* _Objective_: Return the count of lines with the string "letters" in them, and nothing else.
---------- Material for the task
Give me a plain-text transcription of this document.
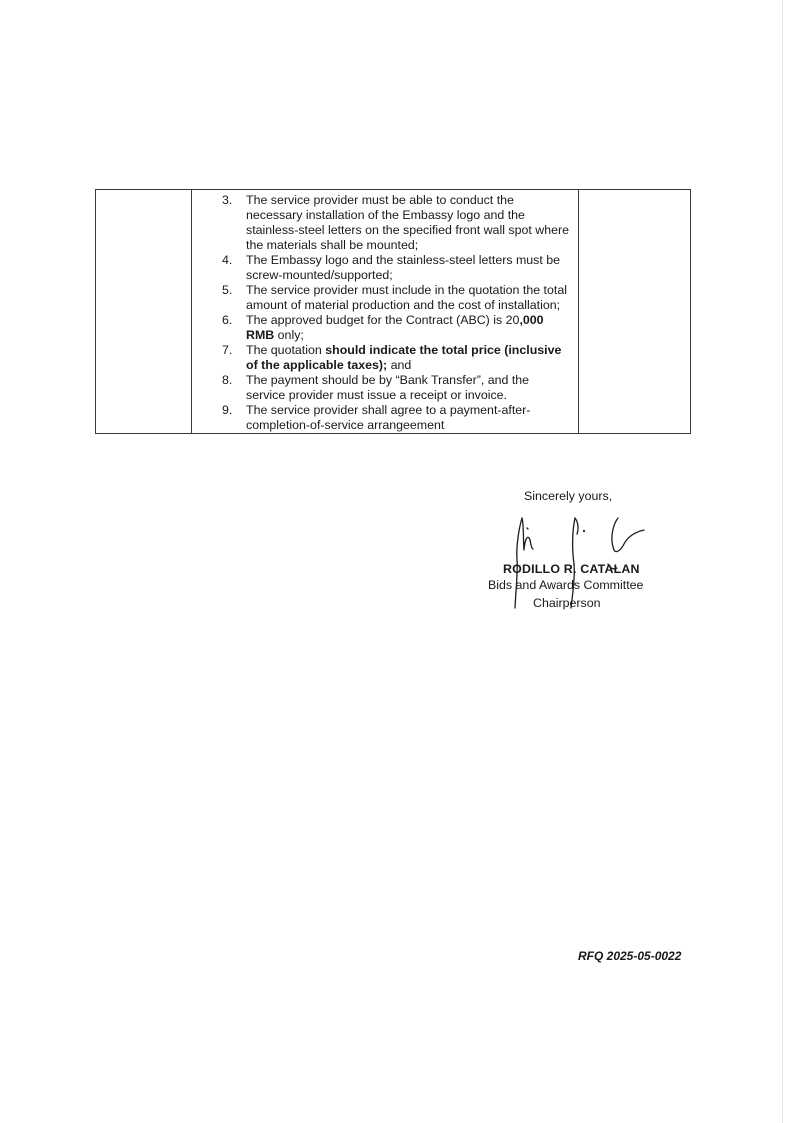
3.	The service provider must be able to conduct the necessary installation of the Embassy logo and the stainless-steel letters on the specified front wall spot where the materials shall be mounted;
4.	The Embassy logo and the stainless-steel letters must be screw-mounted/supported;
5.	The service provider must include in the quotation the total amount of material production and the cost of installation;
6.	The approved budget for the Contract (ABC) is 20,000 RMB only;
7.	The quotation should indicate the total price (inclusive of the applicable taxes); and
8.	The payment should be by “Bank Transfer”, and the service provider must issue a receipt or invoice.
9.	The service provider shall agree to a payment-after-completion-of-service arrangeement

Sincerely yours,
RODILLO R. CATALAN
Bids and Awards Committee
Chairperson
RFQ 2025-05-0022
--------------------
* _Complete response_: 2